• [Goal] Below are some records; give them all again exactly, but not the pictures.
▼
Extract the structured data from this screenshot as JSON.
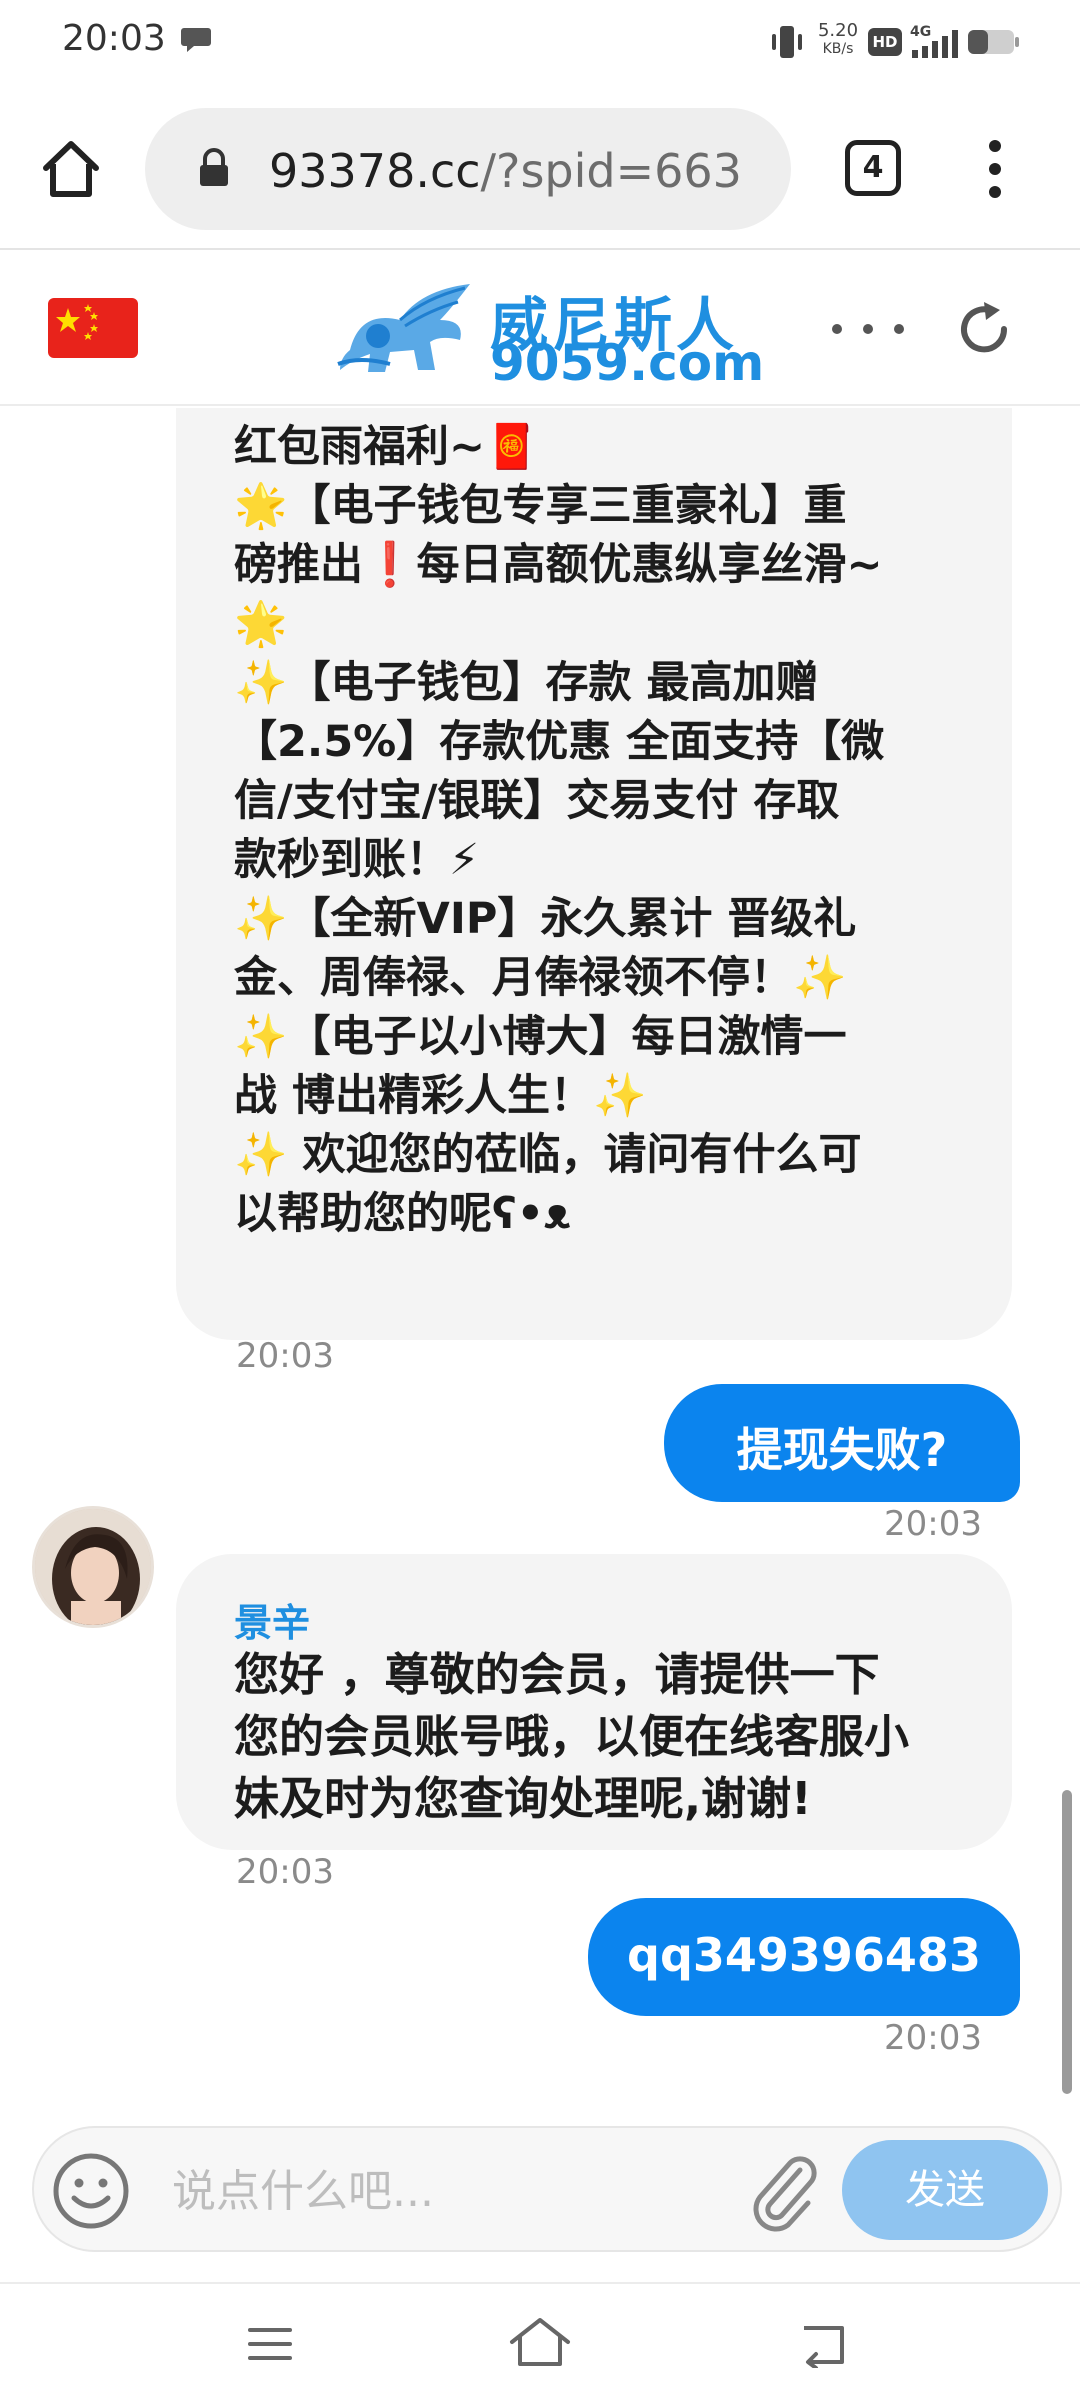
{
  "status_bar": {
    "time": "20:03",
    "net_speed_value": "5.20",
    "net_speed_unit": "KB/s",
    "hd": "HD",
    "network": "4G"
  },
  "browser": {
    "url_host": "93378.cc",
    "url_path": "/?spid=663",
    "tab_count": "4"
  },
  "site": {
    "logo_cn": "威尼斯人",
    "logo_en": "9059.com"
  },
  "chat": {
    "messages": [
      {
        "lines": [
          "红包雨福利~🧧",
          "🌟【电子钱包专享三重豪礼】重",
          "磅推出❗每日高额优惠纵享丝滑~",
          "🌟",
          "✨【电子钱包】存款 最高加赠",
          "【2.5%】存款优惠 全面支持【微",
          "信/支付宝/银联】交易支付  存取",
          "款秒到账！⚡",
          "✨【全新VIP】永久累计 晋级礼",
          "金、周俸禄、月俸禄领不停！✨",
          "✨【电子以小博大】每日激情一",
          "战 博出精彩人生！✨",
          "✨ 欢迎您的莅临，请问有什么可",
          "以帮助您的呢ʕ•ᴥ"
        ],
        "time": "20:03"
      },
      {
        "text": "提现失败?",
        "time": "20:03"
      },
      {
        "sender": "景辛",
        "lines": [
          "您好 ，尊敬的会员，请提供一下",
          "您的会员账号哦，以便在线客服小",
          "妹及时为您查询处理呢,谢谢!"
        ],
        "time": "20:03"
      },
      {
        "text": "qq349396483",
        "time": "20:03"
      }
    ]
  },
  "input": {
    "placeholder": "说点什么吧...",
    "send_label": "发送"
  },
  "colors": {
    "accent": "#0b84ee",
    "send_disabled": "#8fc4f0",
    "bubble_in": "#f4f4f4",
    "logo_blue": "#1f8fe0"
  }
}
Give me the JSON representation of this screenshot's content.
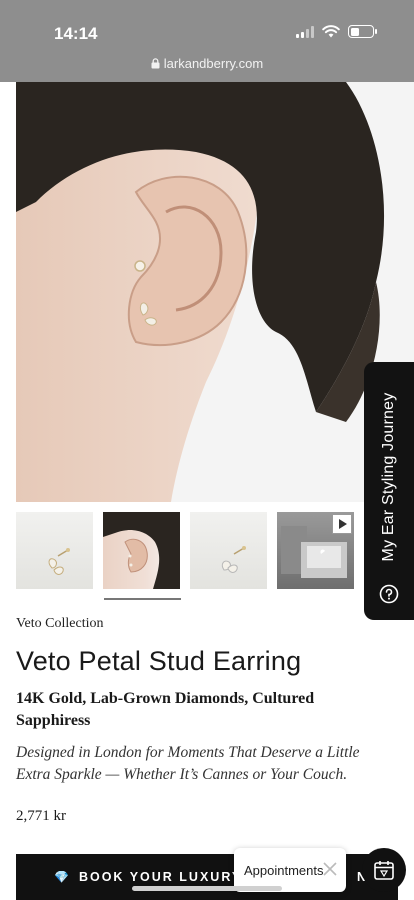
▲
• [Answer to the exercise]
Extract the structured data from this screenshot as JSON.
{
  "status_bar": {
    "time": "20:03",
    "net_speed_value": "5.20",
    "net_speed_unit": "KB/s",
    "hd": "HD",
    "network": "4G"
  },
  "browser": {
    "url_host": "93378.cc",
    "url_path": "/?spid=663",
    "tab_count": "4"
  },
  "site": {
    "logo_cn": "威尼斯人",
    "logo_en": "9059.com"
  },
  "chat": {
    "messages": [
      {
        "lines": [
          "红包雨福利~🧧",
          "🌟【电子钱包专享三重豪礼】重",
          "磅推出❗每日高额优惠纵享丝滑~",
          "🌟",
          "✨【电子钱包】存款 最高加赠",
          "【2.5%】存款优惠 全面支持【微",
          "信/支付宝/银联】交易支付  存取",
          "款秒到账！⚡",
          "✨【全新VIP】永久累计 晋级礼",
          "金、周俸禄、月俸禄领不停！✨",
          "✨【电子以小博大】每日激情一",
          "战 博出精彩人生！✨",
          "✨ 欢迎您的莅临，请问有什么可",
          "以帮助您的呢ʕ•ᴥ"
        ],
        "time": "20:03"
      },
      {
        "text": "提现失败?",
        "time": "20:03"
      },
      {
        "sender": "景辛",
        "lines": [
          "您好 ，尊敬的会员，请提供一下",
          "您的会员账号哦，以便在线客服小",
          "妹及时为您查询处理呢,谢谢!"
        ],
        "time": "20:03"
      },
      {
        "text": "qq349396483",
        "time": "20:03"
      }
    ]
  },
  "input": {
    "placeholder": "说点什么吧...",
    "send_label": "发送"
  },
  "colors": {
    "accent": "#0b84ee",
    "send_disabled": "#8fc4f0",
    "bubble_in": "#f4f4f4",
    "logo_blue": "#1f8fe0"
  }
}
Give me the JSON representation of this screenshot's content.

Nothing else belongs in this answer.